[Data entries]
↓↓↓
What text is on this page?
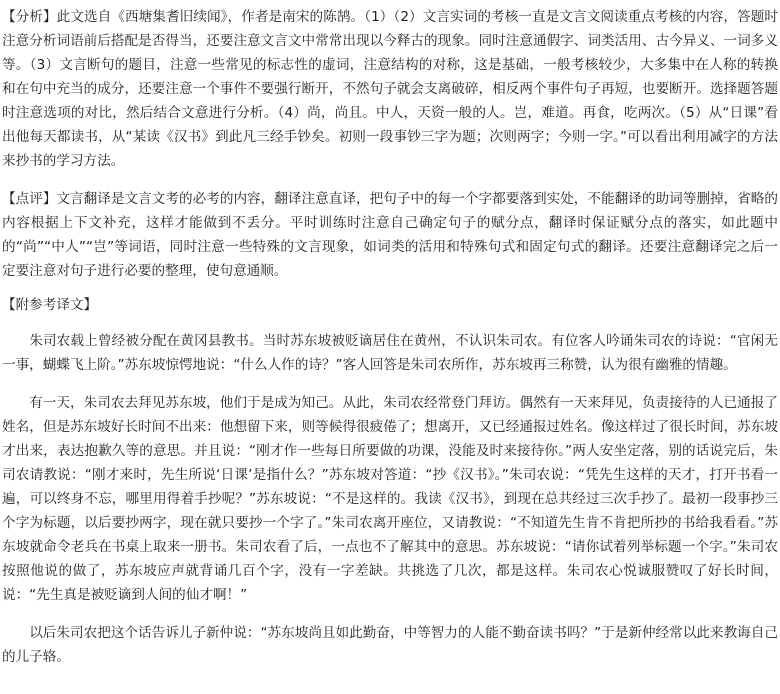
【分析】此文选自《西塘集耆旧续闻》，作者是南宋的陈鹄。（1）（2）文言实词的考核一直是文言文阅读重点考核的内容，答题时注意分析词语前后搭配是否得当，还要注意文言文中常常出现以今释古的现象。同时注意通假字、词类活用、古今异义、一词多义等。（3）文言断句的题目，注意一些常见的标志性的虚词，注意结构的对称，这是基础，一般考核较少，大多集中在人称的转换和在句中充当的成分，还要注意一个事件不要强行断开，不然句子就会支离破碎，相反两个事件句子再短，也要断开。选择题答题时注意选项的对比，然后结合文意进行分析。（4）尚，尚且。中人，天资一般的人。岂，难道。再食，吃两次。（5）从“日课”看出他每天都读书，从“某读《汉书》到此凡三经手钞矣。初则一段事钞三字为题；次则两字；今则一字。”可以看出利用减字的方法来抄书的学习方法。

【点评】文言翻译是文言文考的必考的内容，翻译注意直译，把句子中的每一个字都要落到实处，不能翻译的助词等删掉，省略的内容根据上下文补充，这样才能做到不丢分。平时训练时注意自己确定句子的赋分点，翻译时保证赋分点的落实，如此题中的“尚”“中人”“岂”等词语，同时注意一些特殊的文言现象，如词类的活用和特殊句式和固定句式的翻译。还要注意翻译完之后一定要注意对句子进行必要的整理，使句意通顺。

【附参考译文】

朱司农载上曾经被分配在黄冈县教书。当时苏东坡被贬谪居住在黄州，不认识朱司农。有位客人吟诵朱司农的诗说：“官闲无一事，蝴蝶飞上阶。”苏东坡惊愕地说：“什么人作的诗？”客人回答是朱司农所作，苏东坡再三称赞，认为很有幽雅的情趣。

有一天，朱司农去拜见苏东坡，他们于是成为知己。从此，朱司农经常登门拜访。偶然有一天来拜见，负责接待的人已通报了姓名，但是苏东坡好长时间不出来：他想留下来，则等候得很疲倦了；想离开，又已经通报过姓名。像这样过了很长时间，苏东坡才出来，表达抱歉久等的意思。并且说：“刚才作一些每日所要做的功课，没能及时来接待你。”两人安坐定落，别的话说完后，朱司农请教说：“刚才来时，先生所说‘日课’是指什么？”苏东坡对答道：“抄《汉书》。”朱司农说：“凭先生这样的天才，打开书看一遍，可以终身不忘，哪里用得着手抄呢？”苏东坡说：“不是这样的。我读《汉书》，到现在总共经过三次手抄了。最初一段事抄三个字为标题，以后要抄两字，现在就只要抄一个字了。”朱司农离开座位，又请教说：“不知道先生肯不肯把所抄的书给我看看。”苏东坡就命令老兵在书桌上取来一册书。朱司农看了后，一点也不了解其中的意思。苏东坡说：“请你试着列举标题一个字。”朱司农按照他说的做了，苏东坡应声就背诵几百个字，没有一字差缺。共挑选了几次，都是这样。朱司农心悦诚服赞叹了好长时间，说：“先生真是被贬谪到人间的仙才啊！”

以后朱司农把这个话告诉儿子新仲说：“苏东坡尚且如此勤奋，中等智力的人能不勤奋读书吗？”于是新仲经常以此来教诲自己的儿子辂。
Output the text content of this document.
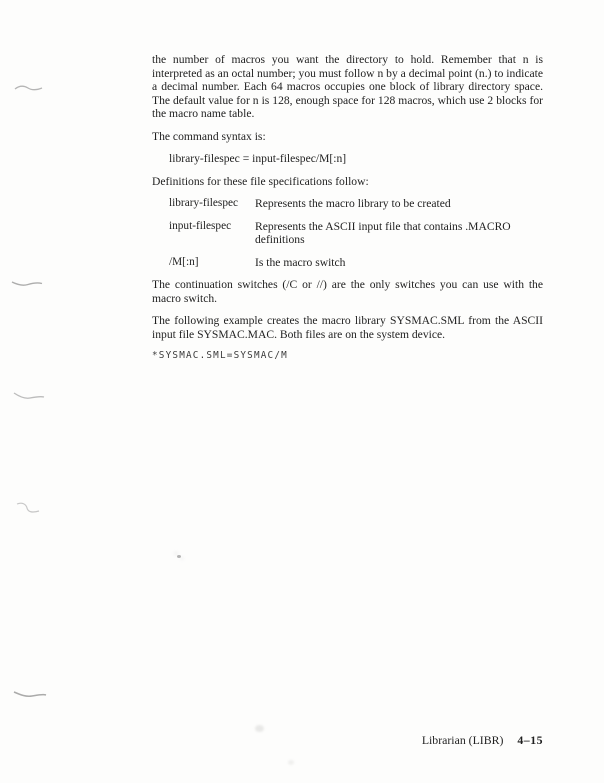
the number of macros you want the directory to hold. Remember that n is interpreted as an octal number; you must follow n by a decimal point (n.) to indicate a decimal number. Each 64 macros occupies one block of library directory space. The default value for n is 128, enough space for 128 macros, which use 2 blocks for the macro name table.

The command syntax is:

library-filespec = input-filespec/M[:n]

Definitions for these file specifications follow:

library-filespec	Represents the macro library to be created
input-filespec	Represents the ASCII input file that contains .MACRO definitions
/M[:n]	Is the macro switch

The continuation switches (/C or //) are the only switches you can use with the macro switch.

The following example creates the macro library SYSMAC.SML from the ASCII input file SYSMAC.MAC. Both files are on the system device.

*SYSMAC.SML=SYSMAC/M
Librarian (LIBR) 4–15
↑↑↑
## [What you are asked to do]
From the material above, gather all lines that include the string "SYSMAC" and copy them.

## [Written reply]
The following example creates the macro library SYSMAC.SML from the ASCII input file SYSMAC.MAC. Both files are on the system device.
*SYSMAC.SML=SYSMAC/M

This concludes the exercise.